### Data excerpts
__________
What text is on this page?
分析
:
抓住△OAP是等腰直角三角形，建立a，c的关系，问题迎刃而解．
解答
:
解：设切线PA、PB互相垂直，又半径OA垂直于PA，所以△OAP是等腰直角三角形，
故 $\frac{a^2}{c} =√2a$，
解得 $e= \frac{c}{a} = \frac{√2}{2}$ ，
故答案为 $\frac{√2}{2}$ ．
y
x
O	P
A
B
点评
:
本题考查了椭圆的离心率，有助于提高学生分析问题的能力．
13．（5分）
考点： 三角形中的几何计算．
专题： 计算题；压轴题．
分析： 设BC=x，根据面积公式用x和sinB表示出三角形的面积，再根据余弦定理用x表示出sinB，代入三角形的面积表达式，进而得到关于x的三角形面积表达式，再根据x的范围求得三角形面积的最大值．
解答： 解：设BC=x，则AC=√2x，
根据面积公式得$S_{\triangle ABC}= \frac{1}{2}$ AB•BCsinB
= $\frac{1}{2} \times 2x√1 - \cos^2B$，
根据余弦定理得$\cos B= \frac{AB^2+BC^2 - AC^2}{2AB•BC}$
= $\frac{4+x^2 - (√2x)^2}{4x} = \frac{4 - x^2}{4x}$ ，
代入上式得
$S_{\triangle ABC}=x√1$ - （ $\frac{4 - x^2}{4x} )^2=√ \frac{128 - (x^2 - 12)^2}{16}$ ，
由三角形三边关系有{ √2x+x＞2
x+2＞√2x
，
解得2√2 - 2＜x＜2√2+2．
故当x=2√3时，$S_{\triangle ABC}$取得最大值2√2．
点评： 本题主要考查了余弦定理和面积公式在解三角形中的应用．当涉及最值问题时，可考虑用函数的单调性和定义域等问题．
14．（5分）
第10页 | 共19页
__________
All of the records must be repeated exactly.

### Response
What text is on this page?
分析
:
抓住△OAP是等腰直角三角形，建立a，c的关系，问题迎刃而解．
解答
:
解：设切线PA、PB互相垂直，又半径OA垂直于PA，所以△OAP是等腰直角三角形，
故 $\frac{a^2}{c} =√2a$，
解得 $e= \frac{c}{a} = \frac{√2}{2}$ ，
故答案为 $\frac{√2}{2}$ ．
y
x
O	P
A
B
点评
:
本题考查了椭圆的离心率，有助于提高学生分析问题的能力．
13．（5分）
考点： 三角形中的几何计算．
专题： 计算题；压轴题．
分析： 设BC=x，根据面积公式用x和sinB表示出三角形的面积，再根据余弦定理用x表示出sinB，代入三角形的面积表达式，进而得到关于x的三角形面积表达式，再根据x的范围求得三角形面积的最大值．
解答： 解：设BC=x，则AC=√2x，
根据面积公式得$S_{\triangle ABC}= \frac{1}{2}$ AB•BCsinB
= $\frac{1}{2} \times 2x√1 - \cos^2B$，
根据余弦定理得$\cos B= \frac{AB^2+BC^2 - AC^2}{2AB•BC}$
= $\frac{4+x^2 - (√2x)^2}{4x} = \frac{4 - x^2}{4x}$ ，
代入上式得
$S_{\triangle ABC}=x√1$ - （ $\frac{4 - x^2}{4x} )^2=√ \frac{128 - (x^2 - 12)^2}{16}$ ，
由三角形三边关系有{ √2x+x＞2
x+2＞√2x
，
解得2√2 - 2＜x＜2√2+2．
故当x=2√3时，$S_{\triangle ABC}$取得最大值2√2．
点评： 本题主要考查了余弦定理和面积公式在解三角形中的应用．当涉及最值问题时，可考虑用函数的单调性和定义域等问题．
14．（5分）
第10页 | 共19页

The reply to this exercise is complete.